(Stored data entries)
☆ ☆ ☆ ☆ ☆

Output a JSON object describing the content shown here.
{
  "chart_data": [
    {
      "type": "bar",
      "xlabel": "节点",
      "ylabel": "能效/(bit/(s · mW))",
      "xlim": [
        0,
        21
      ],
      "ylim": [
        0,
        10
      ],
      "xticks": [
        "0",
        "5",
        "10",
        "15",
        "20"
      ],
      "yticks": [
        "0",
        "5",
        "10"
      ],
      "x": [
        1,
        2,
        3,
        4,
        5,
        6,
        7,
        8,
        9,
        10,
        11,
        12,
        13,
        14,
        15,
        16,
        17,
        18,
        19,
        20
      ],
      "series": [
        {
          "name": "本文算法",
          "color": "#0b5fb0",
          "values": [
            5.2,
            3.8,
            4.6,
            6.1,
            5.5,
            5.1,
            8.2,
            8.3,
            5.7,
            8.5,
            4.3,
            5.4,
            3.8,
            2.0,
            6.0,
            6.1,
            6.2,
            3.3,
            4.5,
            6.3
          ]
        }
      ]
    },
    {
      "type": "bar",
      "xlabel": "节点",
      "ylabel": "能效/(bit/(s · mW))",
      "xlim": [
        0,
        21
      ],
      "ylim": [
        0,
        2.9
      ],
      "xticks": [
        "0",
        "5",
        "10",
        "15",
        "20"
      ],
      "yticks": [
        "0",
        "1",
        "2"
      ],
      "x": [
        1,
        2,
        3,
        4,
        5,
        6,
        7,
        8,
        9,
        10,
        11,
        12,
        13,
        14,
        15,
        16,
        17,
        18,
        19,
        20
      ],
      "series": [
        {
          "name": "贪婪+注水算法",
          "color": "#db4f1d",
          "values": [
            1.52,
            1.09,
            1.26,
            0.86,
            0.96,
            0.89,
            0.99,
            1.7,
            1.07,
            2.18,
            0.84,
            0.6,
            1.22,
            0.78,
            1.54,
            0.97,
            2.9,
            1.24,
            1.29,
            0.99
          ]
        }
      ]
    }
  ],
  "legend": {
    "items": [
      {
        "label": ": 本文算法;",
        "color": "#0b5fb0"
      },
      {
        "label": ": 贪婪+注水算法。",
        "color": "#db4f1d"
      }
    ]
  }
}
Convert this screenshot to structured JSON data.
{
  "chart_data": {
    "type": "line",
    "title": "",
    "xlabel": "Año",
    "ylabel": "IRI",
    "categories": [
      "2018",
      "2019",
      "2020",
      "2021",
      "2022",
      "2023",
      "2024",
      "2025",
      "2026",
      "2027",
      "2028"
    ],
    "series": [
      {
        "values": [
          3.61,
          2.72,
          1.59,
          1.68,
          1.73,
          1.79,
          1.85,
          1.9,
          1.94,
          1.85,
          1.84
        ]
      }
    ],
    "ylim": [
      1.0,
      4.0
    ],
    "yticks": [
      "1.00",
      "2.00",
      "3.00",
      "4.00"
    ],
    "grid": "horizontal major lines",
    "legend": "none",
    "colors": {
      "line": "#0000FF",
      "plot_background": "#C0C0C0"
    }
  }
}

☆ ☆ ☆ ☆ ☆

#### [Stated exercise]
In full and verbatim, repeat the records given above.

#### [Final answer]
Output a JSON object describing the content shown here.
{
  "chart_data": [
    {
      "type": "bar",
      "xlabel": "节点",
      "ylabel": "能效/(bit/(s · mW))",
      "xlim": [
        0,
        21
      ],
      "ylim": [
        0,
        10
      ],
      "xticks": [
        "0",
        "5",
        "10",
        "15",
        "20"
      ],
      "yticks": [
        "0",
        "5",
        "10"
      ],
      "x": [
        1,
        2,
        3,
        4,
        5,
        6,
        7,
        8,
        9,
        10,
        11,
        12,
        13,
        14,
        15,
        16,
        17,
        18,
        19,
        20
      ],
      "series": [
        {
          "name": "本文算法",
          "color": "#0b5fb0",
          "values": [
            5.2,
            3.8,
            4.6,
            6.1,
            5.5,
            5.1,
            8.2,
            8.3,
            5.7,
            8.5,
            4.3,
            5.4,
            3.8,
            2.0,
            6.0,
            6.1,
            6.2,
            3.3,
            4.5,
            6.3
          ]
        }
      ]
    },
    {
      "type": "bar",
      "xlabel": "节点",
      "ylabel": "能效/(bit/(s · mW))",
      "xlim": [
        0,
        21
      ],
      "ylim": [
        0,
        2.9
      ],
      "xticks": [
        "0",
        "5",
        "10",
        "15",
        "20"
      ],
      "yticks": [
        "0",
        "1",
        "2"
      ],
      "x": [
        1,
        2,
        3,
        4,
        5,
        6,
        7,
        8,
        9,
        10,
        11,
        12,
        13,
        14,
        15,
        16,
        17,
        18,
        19,
        20
      ],
      "series": [
        {
          "name": "贪婪+注水算法",
          "color": "#db4f1d",
          "values": [
            1.52,
            1.09,
            1.26,
            0.86,
            0.96,
            0.89,
            0.99,
            1.7,
            1.07,
            2.18,
            0.84,
            0.6,
            1.22,
            0.78,
            1.54,
            0.97,
            2.9,
            1.24,
            1.29,
            0.99
          ]
        }
      ]
    }
  ],
  "legend": {
    "items": [
      {
        "label": ": 本文算法;",
        "color": "#0b5fb0"
      },
      {
        "label": ": 贪婪+注水算法。",
        "color": "#db4f1d"
      }
    ]
  }
}
Convert this screenshot to structured JSON data.
{
  "chart_data": {
    "type": "line",
    "title": "",
    "xlabel": "Año",
    "ylabel": "IRI",
    "categories": [
      "2018",
      "2019",
      "2020",
      "2021",
      "2022",
      "2023",
      "2024",
      "2025",
      "2026",
      "2027",
      "2028"
    ],
    "series": [
      {
        "values": [
          3.61,
          2.72,
          1.59,
          1.68,
          1.73,
          1.79,
          1.85,
          1.9,
          1.94,
          1.85,
          1.84
        ]
      }
    ],
    "ylim": [
      1.0,
      4.0
    ],
    "yticks": [
      "1.00",
      "2.00",
      "3.00",
      "4.00"
    ],
    "grid": "horizontal major lines",
    "legend": "none",
    "colors": {
      "line": "#0000FF",
      "plot_background": "#C0C0C0"
    }
  }
}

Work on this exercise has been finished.